Datos del conjunto —
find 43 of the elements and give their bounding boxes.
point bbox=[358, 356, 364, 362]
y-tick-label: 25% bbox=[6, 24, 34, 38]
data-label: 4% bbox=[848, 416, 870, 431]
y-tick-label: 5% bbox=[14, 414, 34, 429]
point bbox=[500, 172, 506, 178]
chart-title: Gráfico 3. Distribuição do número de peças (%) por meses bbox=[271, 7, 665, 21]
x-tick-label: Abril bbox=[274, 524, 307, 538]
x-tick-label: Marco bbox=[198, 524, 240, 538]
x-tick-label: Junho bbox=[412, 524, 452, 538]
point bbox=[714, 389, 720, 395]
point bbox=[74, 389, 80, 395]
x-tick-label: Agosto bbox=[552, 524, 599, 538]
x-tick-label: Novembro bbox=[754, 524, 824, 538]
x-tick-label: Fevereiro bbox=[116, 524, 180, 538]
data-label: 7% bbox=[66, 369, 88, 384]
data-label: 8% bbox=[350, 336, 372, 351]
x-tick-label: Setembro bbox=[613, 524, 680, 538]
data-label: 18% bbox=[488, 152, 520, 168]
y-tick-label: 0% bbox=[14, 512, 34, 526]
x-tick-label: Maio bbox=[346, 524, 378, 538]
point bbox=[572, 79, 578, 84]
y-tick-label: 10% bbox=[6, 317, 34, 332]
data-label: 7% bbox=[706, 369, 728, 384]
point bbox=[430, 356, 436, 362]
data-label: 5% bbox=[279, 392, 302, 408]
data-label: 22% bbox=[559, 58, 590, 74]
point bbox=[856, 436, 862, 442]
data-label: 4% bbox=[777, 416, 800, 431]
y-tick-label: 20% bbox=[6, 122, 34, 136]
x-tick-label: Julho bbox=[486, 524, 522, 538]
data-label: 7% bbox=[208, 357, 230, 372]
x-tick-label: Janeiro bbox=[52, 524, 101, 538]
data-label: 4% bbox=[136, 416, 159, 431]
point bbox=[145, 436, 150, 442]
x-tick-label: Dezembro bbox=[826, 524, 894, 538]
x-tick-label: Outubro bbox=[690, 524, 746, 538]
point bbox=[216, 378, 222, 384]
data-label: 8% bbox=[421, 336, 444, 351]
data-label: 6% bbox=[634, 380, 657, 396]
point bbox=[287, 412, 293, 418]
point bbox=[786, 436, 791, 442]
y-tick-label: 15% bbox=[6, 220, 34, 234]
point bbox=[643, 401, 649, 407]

Tarea escrita — Indica cuántas líneas de los datos de arriba contienen la cadena "point", teniendo en cuenta mayúsculas y minúsculas. Responde solo con el número.

Respuesta esperada — 12